(Beginning of Entries provided)

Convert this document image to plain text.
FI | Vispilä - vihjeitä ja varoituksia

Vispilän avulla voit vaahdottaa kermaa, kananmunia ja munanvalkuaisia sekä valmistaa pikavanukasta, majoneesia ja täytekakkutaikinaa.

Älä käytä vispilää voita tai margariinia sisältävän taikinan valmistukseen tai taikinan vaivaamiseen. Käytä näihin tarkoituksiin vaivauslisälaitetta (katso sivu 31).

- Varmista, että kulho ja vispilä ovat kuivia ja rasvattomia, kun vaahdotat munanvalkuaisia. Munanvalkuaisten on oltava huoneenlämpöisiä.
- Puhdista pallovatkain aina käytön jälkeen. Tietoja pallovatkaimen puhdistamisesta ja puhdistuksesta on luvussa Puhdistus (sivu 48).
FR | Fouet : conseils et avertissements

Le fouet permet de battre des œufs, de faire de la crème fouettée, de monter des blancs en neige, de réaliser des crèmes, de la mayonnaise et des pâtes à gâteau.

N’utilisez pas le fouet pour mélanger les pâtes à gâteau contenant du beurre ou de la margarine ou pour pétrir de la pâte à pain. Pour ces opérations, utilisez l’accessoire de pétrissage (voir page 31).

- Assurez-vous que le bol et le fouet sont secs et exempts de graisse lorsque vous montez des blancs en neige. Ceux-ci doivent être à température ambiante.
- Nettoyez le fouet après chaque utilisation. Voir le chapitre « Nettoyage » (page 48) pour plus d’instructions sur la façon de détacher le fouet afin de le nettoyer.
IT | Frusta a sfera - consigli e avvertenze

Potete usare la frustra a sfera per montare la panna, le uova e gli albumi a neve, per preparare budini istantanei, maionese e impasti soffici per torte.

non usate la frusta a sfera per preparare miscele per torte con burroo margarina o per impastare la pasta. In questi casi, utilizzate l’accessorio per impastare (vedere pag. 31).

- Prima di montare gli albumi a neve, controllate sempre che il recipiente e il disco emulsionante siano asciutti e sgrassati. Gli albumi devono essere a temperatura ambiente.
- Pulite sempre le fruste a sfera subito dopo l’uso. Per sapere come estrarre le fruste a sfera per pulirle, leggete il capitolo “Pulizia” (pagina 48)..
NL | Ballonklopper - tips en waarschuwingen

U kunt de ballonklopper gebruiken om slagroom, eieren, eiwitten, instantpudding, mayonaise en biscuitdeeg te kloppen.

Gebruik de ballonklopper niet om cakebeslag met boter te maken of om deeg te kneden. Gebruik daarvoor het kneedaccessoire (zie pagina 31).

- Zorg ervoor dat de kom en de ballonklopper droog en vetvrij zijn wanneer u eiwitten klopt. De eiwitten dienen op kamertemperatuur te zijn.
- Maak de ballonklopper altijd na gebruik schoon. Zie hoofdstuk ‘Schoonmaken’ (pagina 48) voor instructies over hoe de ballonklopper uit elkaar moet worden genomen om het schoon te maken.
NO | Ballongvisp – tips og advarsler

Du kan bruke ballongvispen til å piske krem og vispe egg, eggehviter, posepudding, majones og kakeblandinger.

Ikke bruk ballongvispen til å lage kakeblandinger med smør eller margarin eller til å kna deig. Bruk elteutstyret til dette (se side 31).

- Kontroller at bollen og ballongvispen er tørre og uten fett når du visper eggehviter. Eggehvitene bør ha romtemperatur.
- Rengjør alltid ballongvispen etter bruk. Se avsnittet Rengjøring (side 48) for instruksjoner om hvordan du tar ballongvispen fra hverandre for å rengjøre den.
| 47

(End of Entries provided)

* _Assigned task_:
Everything in the listing needs to be duplicated exactly, line for line.

* _Exercise output_:
Convert this document image to plain text.
FI | Vispilä - vihjeitä ja varoituksia

Vispilän avulla voit vaahdottaa kermaa, kananmunia ja munanvalkuaisia sekä valmistaa pikavanukasta, majoneesia ja täytekakkutaikinaa.

Älä käytä vispilää voita tai margariinia sisältävän taikinan valmistukseen tai taikinan vaivaamiseen. Käytä näihin tarkoituksiin vaivauslisälaitetta (katso sivu 31).

- Varmista, että kulho ja vispilä ovat kuivia ja rasvattomia, kun vaahdotat munanvalkuaisia. Munanvalkuaisten on oltava huoneenlämpöisiä.
- Puhdista pallovatkain aina käytön jälkeen. Tietoja pallovatkaimen puhdistamisesta ja puhdistuksesta on luvussa Puhdistus (sivu 48).
FR | Fouet : conseils et avertissements

Le fouet permet de battre des œufs, de faire de la crème fouettée, de monter des blancs en neige, de réaliser des crèmes, de la mayonnaise et des pâtes à gâteau.

N’utilisez pas le fouet pour mélanger les pâtes à gâteau contenant du beurre ou de la margarine ou pour pétrir de la pâte à pain. Pour ces opérations, utilisez l’accessoire de pétrissage (voir page 31).

- Assurez-vous que le bol et le fouet sont secs et exempts de graisse lorsque vous montez des blancs en neige. Ceux-ci doivent être à température ambiante.
- Nettoyez le fouet après chaque utilisation. Voir le chapitre « Nettoyage » (page 48) pour plus d’instructions sur la façon de détacher le fouet afin de le nettoyer.
IT | Frusta a sfera - consigli e avvertenze

Potete usare la frustra a sfera per montare la panna, le uova e gli albumi a neve, per preparare budini istantanei, maionese e impasti soffici per torte.

non usate la frusta a sfera per preparare miscele per torte con burroo margarina o per impastare la pasta. In questi casi, utilizzate l’accessorio per impastare (vedere pag. 31).

- Prima di montare gli albumi a neve, controllate sempre che il recipiente e il disco emulsionante siano asciutti e sgrassati. Gli albumi devono essere a temperatura ambiente.
- Pulite sempre le fruste a sfera subito dopo l’uso. Per sapere come estrarre le fruste a sfera per pulirle, leggete il capitolo “Pulizia” (pagina 48)..
NL | Ballonklopper - tips en waarschuwingen

U kunt de ballonklopper gebruiken om slagroom, eieren, eiwitten, instantpudding, mayonaise en biscuitdeeg te kloppen.

Gebruik de ballonklopper niet om cakebeslag met boter te maken of om deeg te kneden. Gebruik daarvoor het kneedaccessoire (zie pagina 31).

- Zorg ervoor dat de kom en de ballonklopper droog en vetvrij zijn wanneer u eiwitten klopt. De eiwitten dienen op kamertemperatuur te zijn.
- Maak de ballonklopper altijd na gebruik schoon. Zie hoofdstuk ‘Schoonmaken’ (pagina 48) voor instructies over hoe de ballonklopper uit elkaar moet worden genomen om het schoon te maken.
NO | Ballongvisp – tips og advarsler

Du kan bruke ballongvispen til å piske krem og vispe egg, eggehviter, posepudding, majones og kakeblandinger.

Ikke bruk ballongvispen til å lage kakeblandinger med smør eller margarin eller til å kna deig. Bruk elteutstyret til dette (se side 31).

- Kontroller at bollen og ballongvispen er tørre og uten fett når du visper eggehviter. Eggehvitene bør ha romtemperatur.
- Rengjør alltid ballongvispen etter bruk. Se avsnittet Rengjøring (side 48) for instruksjoner om hvordan du tar ballongvispen fra hverandre for å rengjøre den.
| 47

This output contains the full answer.